» Task brief: Reproduce each line bearing the word "bridged".

» Information shown:
#####

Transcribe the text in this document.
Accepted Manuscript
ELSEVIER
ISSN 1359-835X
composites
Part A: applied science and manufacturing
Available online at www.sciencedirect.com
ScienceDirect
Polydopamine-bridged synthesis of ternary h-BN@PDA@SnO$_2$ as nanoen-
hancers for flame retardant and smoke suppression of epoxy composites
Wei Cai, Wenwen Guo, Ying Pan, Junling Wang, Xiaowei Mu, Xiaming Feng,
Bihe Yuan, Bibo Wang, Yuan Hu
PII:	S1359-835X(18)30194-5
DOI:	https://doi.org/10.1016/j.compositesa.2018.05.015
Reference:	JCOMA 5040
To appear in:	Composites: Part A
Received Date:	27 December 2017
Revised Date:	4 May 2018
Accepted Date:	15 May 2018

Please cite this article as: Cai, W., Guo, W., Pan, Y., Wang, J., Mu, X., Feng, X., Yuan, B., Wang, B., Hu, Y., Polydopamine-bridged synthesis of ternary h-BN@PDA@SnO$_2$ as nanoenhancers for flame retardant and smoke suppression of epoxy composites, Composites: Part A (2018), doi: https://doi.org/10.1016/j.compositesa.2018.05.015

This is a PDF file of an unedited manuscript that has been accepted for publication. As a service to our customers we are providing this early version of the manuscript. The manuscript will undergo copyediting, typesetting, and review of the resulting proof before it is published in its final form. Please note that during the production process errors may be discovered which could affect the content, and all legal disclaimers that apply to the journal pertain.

#####

» Expected answer:
Polydopamine-bridged synthesis of ternary h-BN@PDA@SnO$_2$ as nanoen-
Please cite this article as: Cai, W., Guo, W., Pan, Y., Wang, J., Mu, X., Feng, X., Yuan, B., Wang, B., Hu, Y., Polydopamine-bridged synthesis of ternary h-BN@PDA@SnO$_2$ as nanoenhancers for flame retardant and smoke suppression of epoxy composites, Composites: Part A (2018), doi: https://doi.org/10.1016/j.compositesa.2018.05.015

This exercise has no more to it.